> Task directions: Take every line from the listing below that contains "screenshot".

> Dataset:

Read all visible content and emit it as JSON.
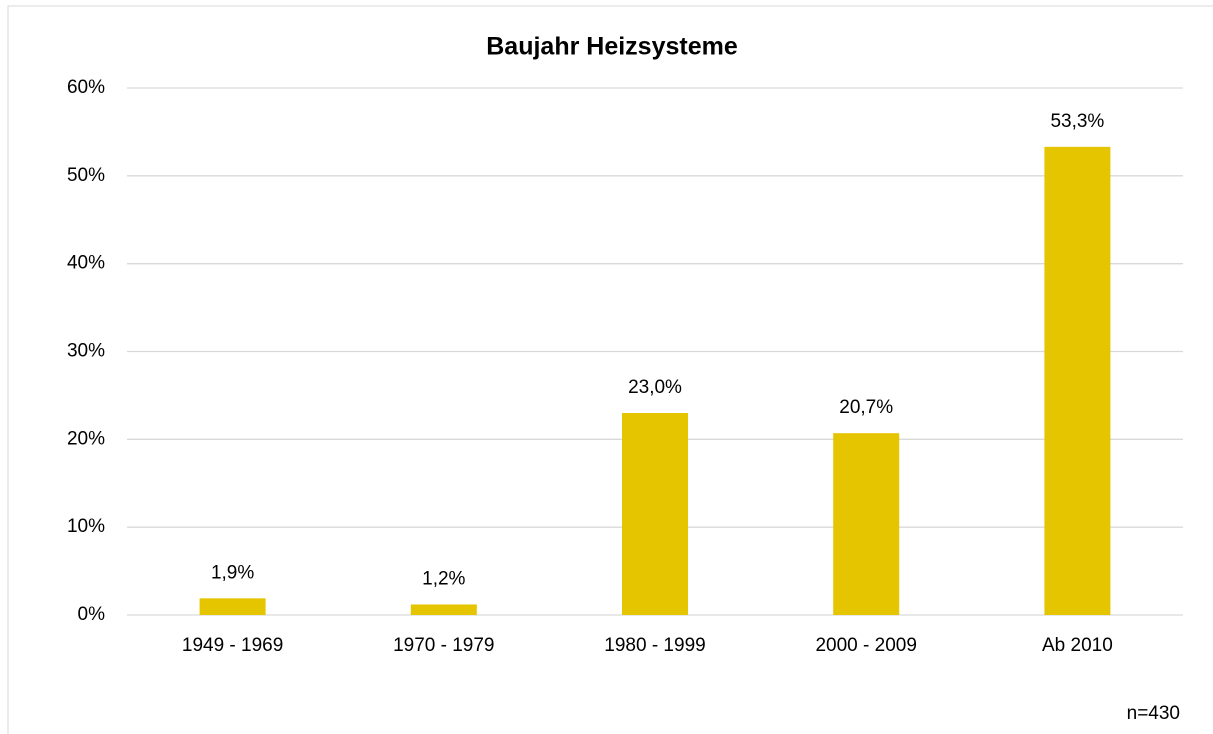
{
  "chart_data": {
    "type": "bar",
    "title": "Baujahr Heizsysteme",
    "categories": [
      "1949 - 1969",
      "1970 - 1979",
      "1980 - 1999",
      "2000 - 2009",
      "Ab 2010"
    ],
    "values": [
      1.9,
      1.2,
      23.0,
      20.7,
      53.3
    ],
    "value_labels": [
      "1,9%",
      "1,2%",
      "23,0%",
      "20,7%",
      "53,3%"
    ],
    "color": "#e5c400",
    "ylim": [
      0,
      60
    ],
    "yticks": [
      {
        "value": 0,
        "label": "0%"
      },
      {
        "value": 10,
        "label": "10%"
      },
      {
        "value": 20,
        "label": "20%"
      },
      {
        "value": 30,
        "label": "30%"
      },
      {
        "value": 40,
        "label": "40%"
      },
      {
        "value": 50,
        "label": "50%"
      },
      {
        "value": 60,
        "label": "60%"
      }
    ],
    "grid": true,
    "annotation": "n=430"
  }
}
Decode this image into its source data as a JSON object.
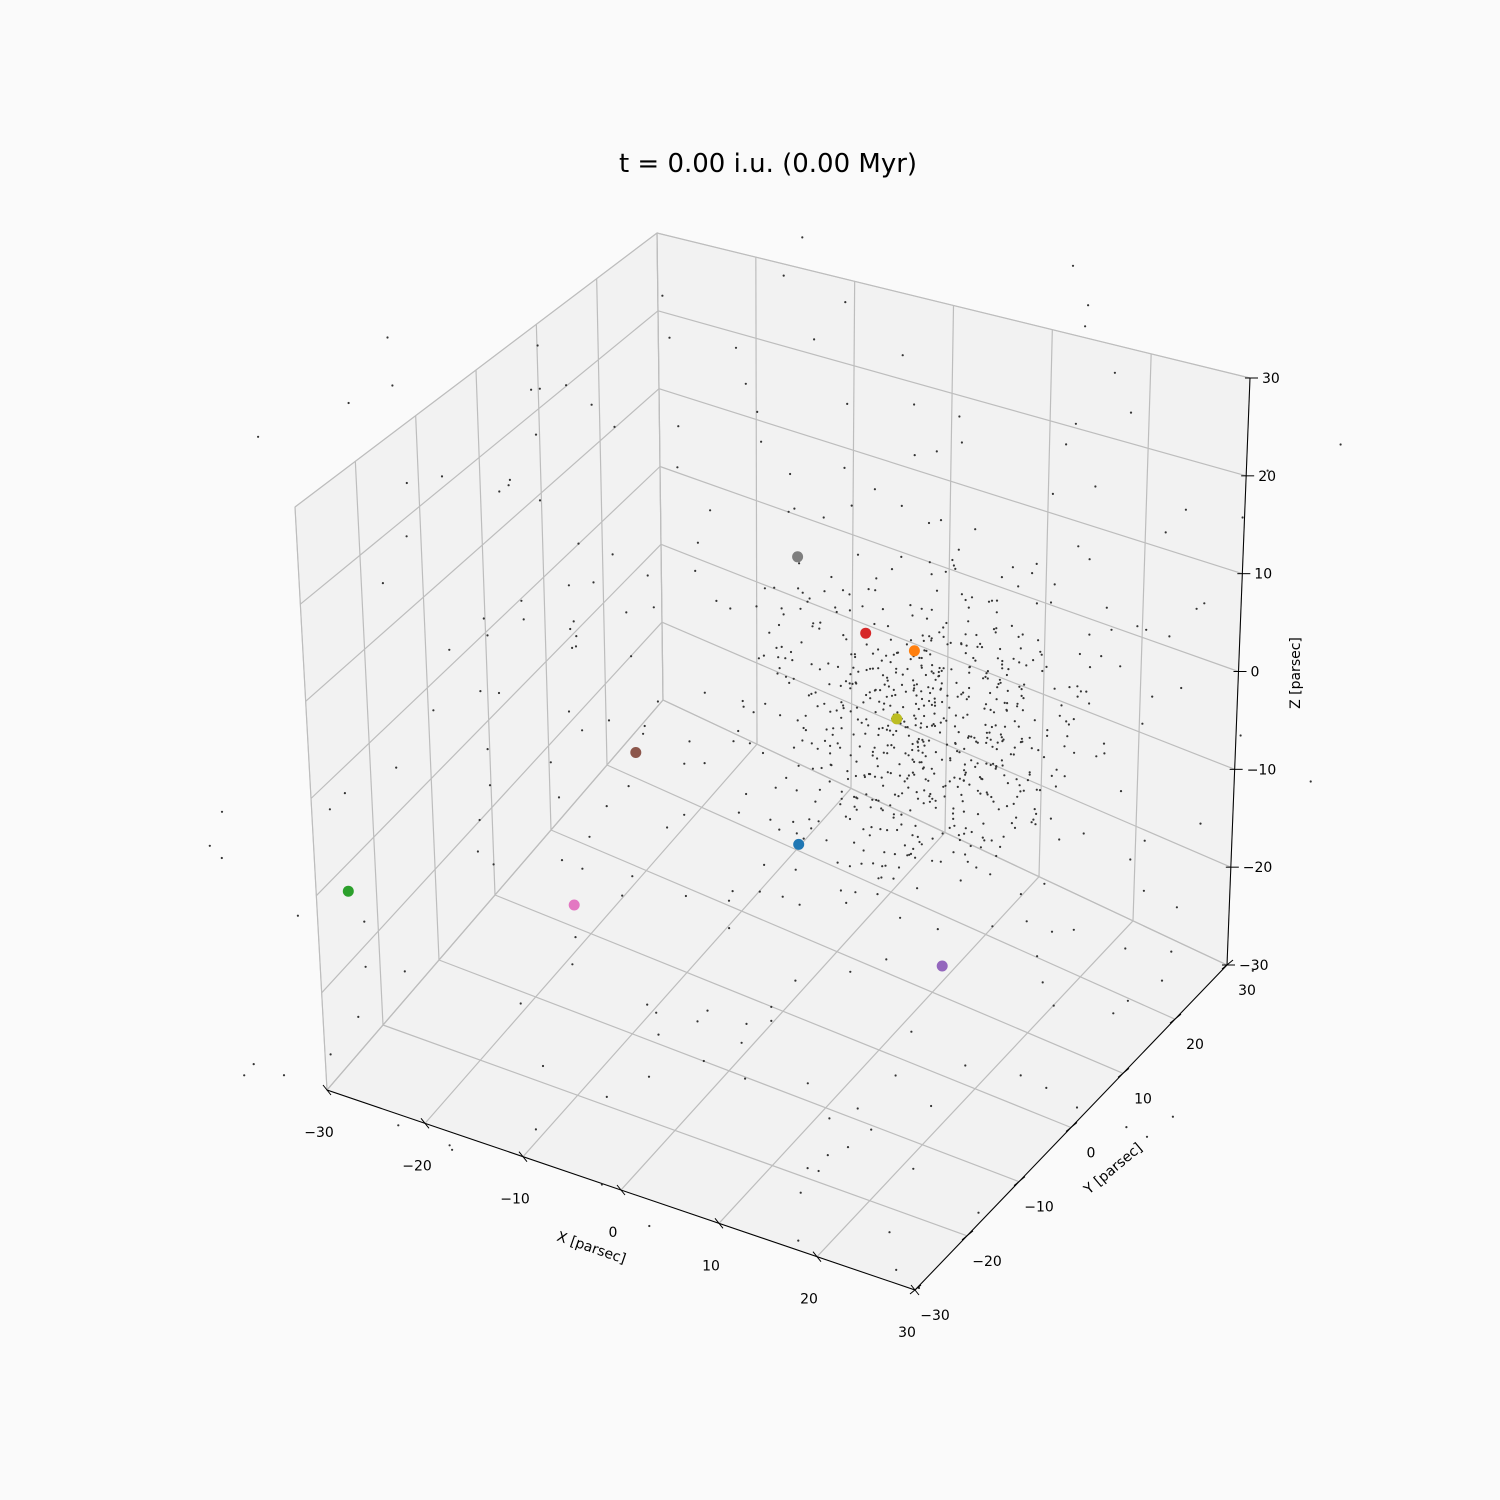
{
  "chart_data": {
    "type": "scatter",
    "projection": "3d",
    "title": "t = 0.00 i.u. (0.00 Myr)",
    "xlabel": "X [parsec]",
    "ylabel": "Y [parsec]",
    "zlabel": "Z [parsec]",
    "xlim": [
      -30,
      30
    ],
    "ylim": [
      -30,
      30
    ],
    "zlim": [
      -30,
      30
    ],
    "ticks": [
      -30,
      -20,
      -10,
      0,
      10,
      20,
      30
    ],
    "tick_labels": [
      "−30",
      "−20",
      "−10",
      "0",
      "10",
      "20",
      "30"
    ],
    "grid": true,
    "background_color": "#fafafa",
    "pane_edge_color": "#c8c8c8",
    "field_star_color": "#333333",
    "field_stars": {
      "count": 900,
      "distribution": "centrally concentrated cluster, 0 to ~40 parsec",
      "marker_size": "small"
    },
    "highlighted_stars": [
      {
        "color": "#1f77b4",
        "x": -3,
        "y": 8,
        "z": -18
      },
      {
        "color": "#ff7f0e",
        "x": 2,
        "y": 20,
        "z": -2
      },
      {
        "color": "#2ca02c",
        "x": -28,
        "y": -28,
        "z": -10
      },
      {
        "color": "#d62728",
        "x": -3,
        "y": 20,
        "z": -2
      },
      {
        "color": "#9467bd",
        "x": 12,
        "y": 8,
        "z": -25
      },
      {
        "color": "#8c564b",
        "x": -18,
        "y": 5,
        "z": -12
      },
      {
        "color": "#e377c2",
        "x": -17,
        "y": -8,
        "z": -20
      },
      {
        "color": "#7f7f7f",
        "x": -10,
        "y": 20,
        "z": 4
      },
      {
        "color": "#bcbd22",
        "x": 3,
        "y": 15,
        "z": -6
      }
    ]
  }
}
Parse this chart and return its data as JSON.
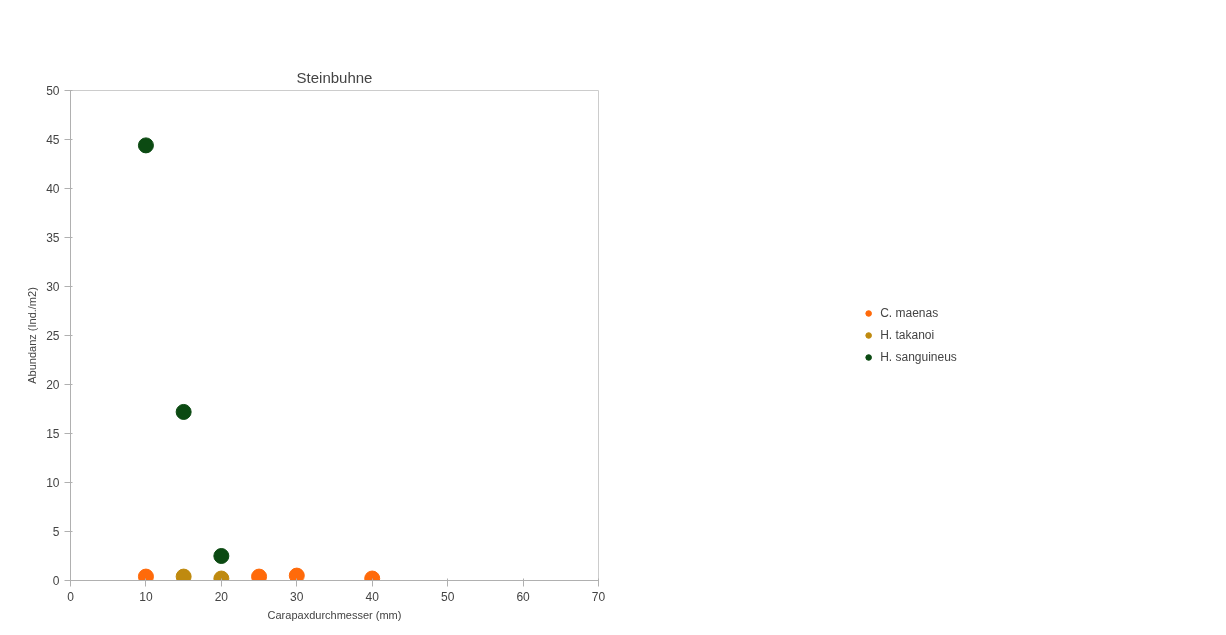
{
  "chart_data": {
    "type": "scatter",
    "title": "Steinbuhne",
    "xlabel": "Carapaxdurchmesser (mm)",
    "ylabel": "Abundanz (Ind./m2)",
    "xlim": [
      0,
      70
    ],
    "xticks": [
      0,
      10,
      20,
      30,
      40,
      50,
      60,
      70
    ],
    "ylim": [
      0,
      50
    ],
    "yticks": [
      0,
      5,
      10,
      15,
      20,
      25,
      30,
      35,
      40,
      45,
      50
    ],
    "grid": false,
    "legend": "right",
    "marker": "circle",
    "series": [
      {
        "name": "C. maenas",
        "color": "#ff6a0a",
        "x": [
          10,
          25,
          30,
          40
        ],
        "values": [
          0.4,
          0.4,
          0.5,
          0.2
        ]
      },
      {
        "name": "H. takanoi",
        "color": "#bf8a0f",
        "x": [
          15,
          20
        ],
        "values": [
          0.4,
          0.2
        ]
      },
      {
        "name": "H. sanguineus",
        "color": "#0b4a12",
        "x": [
          10,
          15,
          20
        ],
        "values": [
          44.4,
          17.2,
          2.5
        ]
      }
    ]
  }
}
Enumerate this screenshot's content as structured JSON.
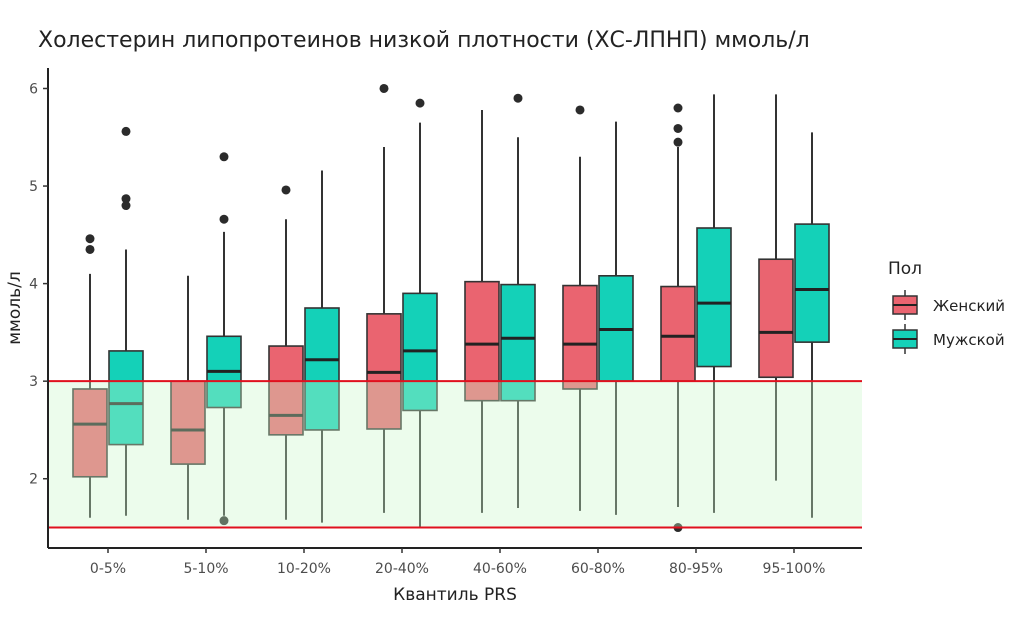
{
  "chart_data": {
    "type": "boxplot",
    "title": "Холестерин липопротеинов низкой плотности (ХС-ЛПНП) ммоль/л",
    "xlabel": "Квантиль PRS",
    "ylabel": "ммоль/л",
    "ylim": [
      1.29,
      6.21
    ],
    "yticks": [
      2,
      3,
      4,
      5,
      6
    ],
    "categories": [
      "0-5%",
      "5-10%",
      "10-20%",
      "20-40%",
      "40-60%",
      "60-80%",
      "80-95%",
      "95-100%"
    ],
    "legend": {
      "title": "Пол",
      "position": "right"
    },
    "reference_lines": [
      3.0,
      1.5
    ],
    "reference_band": [
      1.5,
      3.0
    ],
    "colors": {
      "female": "#EA6470",
      "male": "#14D1B8",
      "band": "#E6FCE6",
      "line": "#E0101E"
    },
    "series": [
      {
        "name": "Женский",
        "color": "#EA6470",
        "boxes": [
          {
            "min": 1.6,
            "q1": 2.02,
            "median": 2.56,
            "q3": 2.92,
            "max": 4.1,
            "outliers": [
              4.35,
              4.46
            ]
          },
          {
            "min": 1.58,
            "q1": 2.15,
            "median": 2.5,
            "q3": 3.0,
            "max": 4.08,
            "outliers": []
          },
          {
            "min": 1.58,
            "q1": 2.45,
            "median": 2.65,
            "q3": 3.36,
            "max": 4.66,
            "outliers": [
              4.96
            ]
          },
          {
            "min": 1.65,
            "q1": 2.51,
            "median": 3.09,
            "q3": 3.69,
            "max": 5.4,
            "outliers": [
              6.0
            ]
          },
          {
            "min": 1.65,
            "q1": 2.8,
            "median": 3.38,
            "q3": 4.02,
            "max": 5.78,
            "outliers": []
          },
          {
            "min": 1.67,
            "q1": 2.92,
            "median": 3.38,
            "q3": 3.98,
            "max": 5.3,
            "outliers": [
              5.78
            ]
          },
          {
            "min": 1.71,
            "q1": 3.0,
            "median": 3.46,
            "q3": 3.97,
            "max": 5.4,
            "outliers": [
              1.5,
              5.45,
              5.59,
              5.8
            ]
          },
          {
            "min": 1.98,
            "q1": 3.04,
            "median": 3.5,
            "q3": 4.25,
            "max": 5.94,
            "outliers": []
          }
        ]
      },
      {
        "name": "Мужской",
        "color": "#14D1B8",
        "boxes": [
          {
            "min": 1.62,
            "q1": 2.35,
            "median": 2.77,
            "q3": 3.31,
            "max": 4.35,
            "outliers": [
              4.8,
              4.87,
              5.56
            ]
          },
          {
            "min": 1.62,
            "q1": 2.73,
            "median": 3.1,
            "q3": 3.46,
            "max": 4.53,
            "outliers": [
              1.57,
              4.66,
              5.3
            ]
          },
          {
            "min": 1.55,
            "q1": 2.5,
            "median": 3.22,
            "q3": 3.75,
            "max": 5.16,
            "outliers": []
          },
          {
            "min": 1.5,
            "q1": 2.7,
            "median": 3.31,
            "q3": 3.9,
            "max": 5.65,
            "outliers": [
              5.85
            ]
          },
          {
            "min": 1.7,
            "q1": 2.8,
            "median": 3.44,
            "q3": 3.99,
            "max": 5.5,
            "outliers": [
              5.9
            ]
          },
          {
            "min": 1.63,
            "q1": 3.0,
            "median": 3.53,
            "q3": 4.08,
            "max": 5.66,
            "outliers": []
          },
          {
            "min": 1.65,
            "q1": 3.15,
            "median": 3.8,
            "q3": 4.57,
            "max": 5.94,
            "outliers": []
          },
          {
            "min": 1.6,
            "q1": 3.4,
            "median": 3.94,
            "q3": 4.61,
            "max": 5.55,
            "outliers": []
          }
        ]
      }
    ]
  }
}
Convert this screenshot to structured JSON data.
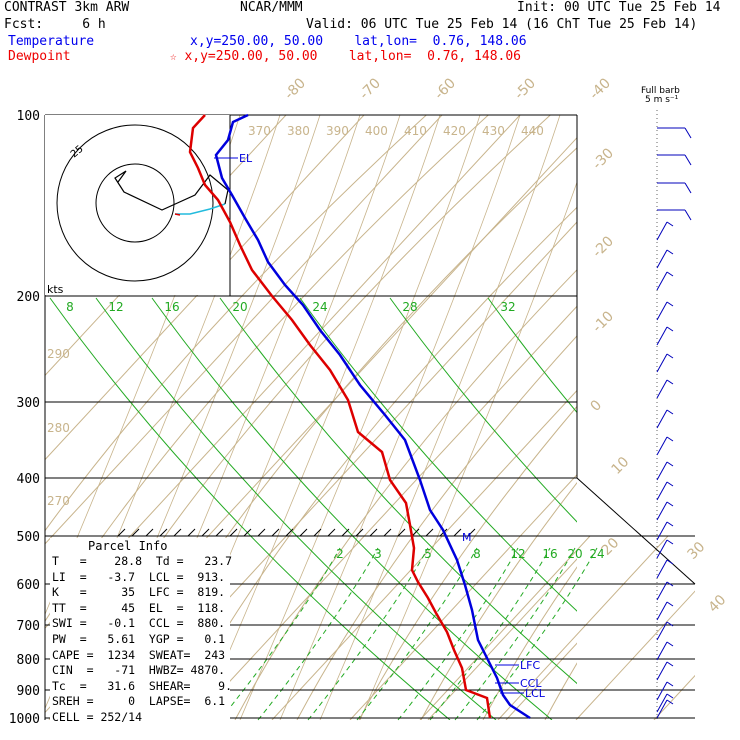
{
  "header": {
    "model": "CONTRAST  3km ARW",
    "fcst": "Fcst:     6 h",
    "org": "NCAR/MMM",
    "init": "Init: 00 UTC Tue 25 Feb 14",
    "valid": "Valid: 06 UTC Tue 25 Feb 14 (16 ChT Tue 25 Feb 14)",
    "temperature_label": "Temperature",
    "temperature_loc": "x,y=250.00, 50.00    lat,lon=  0.76, 148.06",
    "dewpoint_label": "Dewpoint",
    "dewpoint_loc": "x,y=250.00, 50.00    lat,lon=  0.76, 148.06",
    "barb_title1": "Full barb",
    "barb_title2": "5 m s⁻¹",
    "colors": {
      "temperature": "#0000dd",
      "dewpoint": "#dd0000",
      "label_temp": "#0000ee",
      "label_dew": "#ee0000"
    }
  },
  "chart_data": {
    "type": "line",
    "pressure_labels": [
      "100",
      "200",
      "300",
      "400",
      "500",
      "600",
      "700",
      "800",
      "900",
      "1000"
    ],
    "temperature_iso_labels": [
      "-80",
      "-70",
      "-60",
      "-50",
      "-40",
      "-30",
      "-20",
      "-10",
      "0",
      "10",
      "20",
      "30",
      "40"
    ],
    "theta_labels": [
      "370",
      "380",
      "390",
      "400",
      "410",
      "420",
      "430",
      "440"
    ],
    "theta_side_labels": [
      "290",
      "280",
      "270"
    ],
    "mixing_ratio_upper": [
      "8",
      "12",
      "16",
      "20",
      "24",
      "28",
      "32"
    ],
    "mixing_ratio_lower": [
      "2",
      "3",
      "5",
      "8",
      "12",
      "16",
      "20",
      "24"
    ],
    "levels": [
      {
        "name": "EL",
        "label": "EL"
      },
      {
        "name": "LFC",
        "label": "LFC"
      },
      {
        "name": "CCL",
        "label": "CCL"
      },
      {
        "name": "LCL",
        "label": "LCL"
      }
    ],
    "hodograph": {
      "kts_label": "kts",
      "ring_label": "25"
    },
    "parcel_marker": "M"
  },
  "parcel_info": {
    "title": "Parcel Info",
    "rows": [
      "T   =    28.8  Td =   23.7",
      "LI  =   -3.7  LCL =  913.",
      "K   =     35  LFC =  819.",
      "TT  =     45  EL  =  118.",
      "SWI =   -0.1  CCL =  880.",
      "PW  =   5.61  YGP =   0.1",
      "CAPE =  1234  SWEAT=  243",
      "CIN  =   -71  HWBZ= 4870.",
      "Tc  =   31.6  SHEAR=    9.",
      "SREH =     0  LAPSE=  6.1",
      "CELL = 252/14"
    ]
  }
}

> The reply:
Enumerate this screenshot's content as structured JSON.
Convert this screenshot to structured JSON data.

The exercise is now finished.